• What you will do: Please return the full listing below without altering anything.

══════════════════════════════

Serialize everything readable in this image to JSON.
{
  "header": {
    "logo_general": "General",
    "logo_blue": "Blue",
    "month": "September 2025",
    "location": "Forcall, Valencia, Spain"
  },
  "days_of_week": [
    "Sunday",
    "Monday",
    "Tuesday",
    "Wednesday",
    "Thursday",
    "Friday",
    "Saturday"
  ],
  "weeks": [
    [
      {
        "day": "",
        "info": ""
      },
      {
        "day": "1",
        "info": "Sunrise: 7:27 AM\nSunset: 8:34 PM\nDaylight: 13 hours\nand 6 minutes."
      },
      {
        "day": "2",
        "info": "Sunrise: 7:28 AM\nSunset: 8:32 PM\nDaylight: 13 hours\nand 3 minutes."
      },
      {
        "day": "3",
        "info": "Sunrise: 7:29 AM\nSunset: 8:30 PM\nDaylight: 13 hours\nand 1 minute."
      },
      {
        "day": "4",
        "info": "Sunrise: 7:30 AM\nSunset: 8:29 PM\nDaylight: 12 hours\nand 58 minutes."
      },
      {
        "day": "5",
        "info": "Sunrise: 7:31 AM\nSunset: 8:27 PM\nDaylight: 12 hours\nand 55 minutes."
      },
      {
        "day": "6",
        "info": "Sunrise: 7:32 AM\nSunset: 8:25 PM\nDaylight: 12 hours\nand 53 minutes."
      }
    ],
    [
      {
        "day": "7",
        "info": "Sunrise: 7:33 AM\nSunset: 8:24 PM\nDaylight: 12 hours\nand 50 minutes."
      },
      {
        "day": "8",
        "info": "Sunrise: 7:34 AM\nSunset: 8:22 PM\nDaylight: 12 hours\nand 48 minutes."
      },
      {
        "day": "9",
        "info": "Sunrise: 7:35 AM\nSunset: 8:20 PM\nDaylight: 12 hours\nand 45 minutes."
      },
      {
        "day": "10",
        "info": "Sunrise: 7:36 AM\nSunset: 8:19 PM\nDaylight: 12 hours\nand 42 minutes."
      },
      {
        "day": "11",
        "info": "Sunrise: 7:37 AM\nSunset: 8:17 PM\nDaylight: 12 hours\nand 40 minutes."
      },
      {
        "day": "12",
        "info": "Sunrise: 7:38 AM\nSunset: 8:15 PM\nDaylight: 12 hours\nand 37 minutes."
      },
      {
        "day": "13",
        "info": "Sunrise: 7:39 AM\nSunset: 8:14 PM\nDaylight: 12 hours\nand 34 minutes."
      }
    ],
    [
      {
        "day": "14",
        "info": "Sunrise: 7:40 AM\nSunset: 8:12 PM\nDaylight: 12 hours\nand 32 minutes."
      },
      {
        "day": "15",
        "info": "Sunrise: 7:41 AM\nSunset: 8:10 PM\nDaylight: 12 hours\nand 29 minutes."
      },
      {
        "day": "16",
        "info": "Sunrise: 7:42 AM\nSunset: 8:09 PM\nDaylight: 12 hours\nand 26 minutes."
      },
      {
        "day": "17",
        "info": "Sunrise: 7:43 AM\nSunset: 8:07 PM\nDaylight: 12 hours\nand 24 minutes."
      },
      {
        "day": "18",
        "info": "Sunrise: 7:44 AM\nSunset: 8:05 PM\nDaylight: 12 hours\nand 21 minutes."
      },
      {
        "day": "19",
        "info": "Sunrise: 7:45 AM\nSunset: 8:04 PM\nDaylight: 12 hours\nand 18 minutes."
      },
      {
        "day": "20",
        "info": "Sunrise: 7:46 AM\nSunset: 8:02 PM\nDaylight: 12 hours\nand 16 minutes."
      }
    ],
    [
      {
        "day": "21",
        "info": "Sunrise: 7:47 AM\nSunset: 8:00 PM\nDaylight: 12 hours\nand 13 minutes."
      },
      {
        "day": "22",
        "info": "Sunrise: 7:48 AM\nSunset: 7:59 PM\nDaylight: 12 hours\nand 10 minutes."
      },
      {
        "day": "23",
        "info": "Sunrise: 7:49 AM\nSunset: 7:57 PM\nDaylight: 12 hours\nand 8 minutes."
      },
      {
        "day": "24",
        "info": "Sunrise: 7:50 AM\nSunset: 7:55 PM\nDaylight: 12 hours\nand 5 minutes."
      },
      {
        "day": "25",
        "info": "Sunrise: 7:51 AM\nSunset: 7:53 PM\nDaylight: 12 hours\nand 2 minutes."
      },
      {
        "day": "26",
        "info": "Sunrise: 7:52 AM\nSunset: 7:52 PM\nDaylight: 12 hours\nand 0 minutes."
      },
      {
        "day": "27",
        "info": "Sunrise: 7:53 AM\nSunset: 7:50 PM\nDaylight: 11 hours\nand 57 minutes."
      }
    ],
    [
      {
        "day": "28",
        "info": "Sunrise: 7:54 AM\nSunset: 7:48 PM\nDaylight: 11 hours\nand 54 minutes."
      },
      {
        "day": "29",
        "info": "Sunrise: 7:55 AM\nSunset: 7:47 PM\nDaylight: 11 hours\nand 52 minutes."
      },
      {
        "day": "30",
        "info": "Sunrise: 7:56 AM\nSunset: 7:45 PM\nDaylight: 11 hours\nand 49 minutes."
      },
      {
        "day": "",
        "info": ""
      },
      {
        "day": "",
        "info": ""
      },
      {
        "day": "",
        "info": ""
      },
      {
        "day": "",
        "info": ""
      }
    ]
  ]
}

══════════════════════════════

• The response:
Serialize everything readable in this image to JSON.
{
  "header": {
    "logo_general": "General",
    "logo_blue": "Blue",
    "month": "September 2025",
    "location": "Forcall, Valencia, Spain"
  },
  "days_of_week": [
    "Sunday",
    "Monday",
    "Tuesday",
    "Wednesday",
    "Thursday",
    "Friday",
    "Saturday"
  ],
  "weeks": [
    [
      {
        "day": "",
        "info": ""
      },
      {
        "day": "1",
        "info": "Sunrise: 7:27 AM\nSunset: 8:34 PM\nDaylight: 13 hours\nand 6 minutes."
      },
      {
        "day": "2",
        "info": "Sunrise: 7:28 AM\nSunset: 8:32 PM\nDaylight: 13 hours\nand 3 minutes."
      },
      {
        "day": "3",
        "info": "Sunrise: 7:29 AM\nSunset: 8:30 PM\nDaylight: 13 hours\nand 1 minute."
      },
      {
        "day": "4",
        "info": "Sunrise: 7:30 AM\nSunset: 8:29 PM\nDaylight: 12 hours\nand 58 minutes."
      },
      {
        "day": "5",
        "info": "Sunrise: 7:31 AM\nSunset: 8:27 PM\nDaylight: 12 hours\nand 55 minutes."
      },
      {
        "day": "6",
        "info": "Sunrise: 7:32 AM\nSunset: 8:25 PM\nDaylight: 12 hours\nand 53 minutes."
      }
    ],
    [
      {
        "day": "7",
        "info": "Sunrise: 7:33 AM\nSunset: 8:24 PM\nDaylight: 12 hours\nand 50 minutes."
      },
      {
        "day": "8",
        "info": "Sunrise: 7:34 AM\nSunset: 8:22 PM\nDaylight: 12 hours\nand 48 minutes."
      },
      {
        "day": "9",
        "info": "Sunrise: 7:35 AM\nSunset: 8:20 PM\nDaylight: 12 hours\nand 45 minutes."
      },
      {
        "day": "10",
        "info": "Sunrise: 7:36 AM\nSunset: 8:19 PM\nDaylight: 12 hours\nand 42 minutes."
      },
      {
        "day": "11",
        "info": "Sunrise: 7:37 AM\nSunset: 8:17 PM\nDaylight: 12 hours\nand 40 minutes."
      },
      {
        "day": "12",
        "info": "Sunrise: 7:38 AM\nSunset: 8:15 PM\nDaylight: 12 hours\nand 37 minutes."
      },
      {
        "day": "13",
        "info": "Sunrise: 7:39 AM\nSunset: 8:14 PM\nDaylight: 12 hours\nand 34 minutes."
      }
    ],
    [
      {
        "day": "14",
        "info": "Sunrise: 7:40 AM\nSunset: 8:12 PM\nDaylight: 12 hours\nand 32 minutes."
      },
      {
        "day": "15",
        "info": "Sunrise: 7:41 AM\nSunset: 8:10 PM\nDaylight: 12 hours\nand 29 minutes."
      },
      {
        "day": "16",
        "info": "Sunrise: 7:42 AM\nSunset: 8:09 PM\nDaylight: 12 hours\nand 26 minutes."
      },
      {
        "day": "17",
        "info": "Sunrise: 7:43 AM\nSunset: 8:07 PM\nDaylight: 12 hours\nand 24 minutes."
      },
      {
        "day": "18",
        "info": "Sunrise: 7:44 AM\nSunset: 8:05 PM\nDaylight: 12 hours\nand 21 minutes."
      },
      {
        "day": "19",
        "info": "Sunrise: 7:45 AM\nSunset: 8:04 PM\nDaylight: 12 hours\nand 18 minutes."
      },
      {
        "day": "20",
        "info": "Sunrise: 7:46 AM\nSunset: 8:02 PM\nDaylight: 12 hours\nand 16 minutes."
      }
    ],
    [
      {
        "day": "21",
        "info": "Sunrise: 7:47 AM\nSunset: 8:00 PM\nDaylight: 12 hours\nand 13 minutes."
      },
      {
        "day": "22",
        "info": "Sunrise: 7:48 AM\nSunset: 7:59 PM\nDaylight: 12 hours\nand 10 minutes."
      },
      {
        "day": "23",
        "info": "Sunrise: 7:49 AM\nSunset: 7:57 PM\nDaylight: 12 hours\nand 8 minutes."
      },
      {
        "day": "24",
        "info": "Sunrise: 7:50 AM\nSunset: 7:55 PM\nDaylight: 12 hours\nand 5 minutes."
      },
      {
        "day": "25",
        "info": "Sunrise: 7:51 AM\nSunset: 7:53 PM\nDaylight: 12 hours\nand 2 minutes."
      },
      {
        "day": "26",
        "info": "Sunrise: 7:52 AM\nSunset: 7:52 PM\nDaylight: 12 hours\nand 0 minutes."
      },
      {
        "day": "27",
        "info": "Sunrise: 7:53 AM\nSunset: 7:50 PM\nDaylight: 11 hours\nand 57 minutes."
      }
    ],
    [
      {
        "day": "28",
        "info": "Sunrise: 7:54 AM\nSunset: 7:48 PM\nDaylight: 11 hours\nand 54 minutes."
      },
      {
        "day": "29",
        "info": "Sunrise: 7:55 AM\nSunset: 7:47 PM\nDaylight: 11 hours\nand 52 minutes."
      },
      {
        "day": "30",
        "info": "Sunrise: 7:56 AM\nSunset: 7:45 PM\nDaylight: 11 hours\nand 49 minutes."
      },
      {
        "day": "",
        "info": ""
      },
      {
        "day": "",
        "info": ""
      },
      {
        "day": "",
        "info": ""
      },
      {
        "day": "",
        "info": ""
      }
    ]
  ]
}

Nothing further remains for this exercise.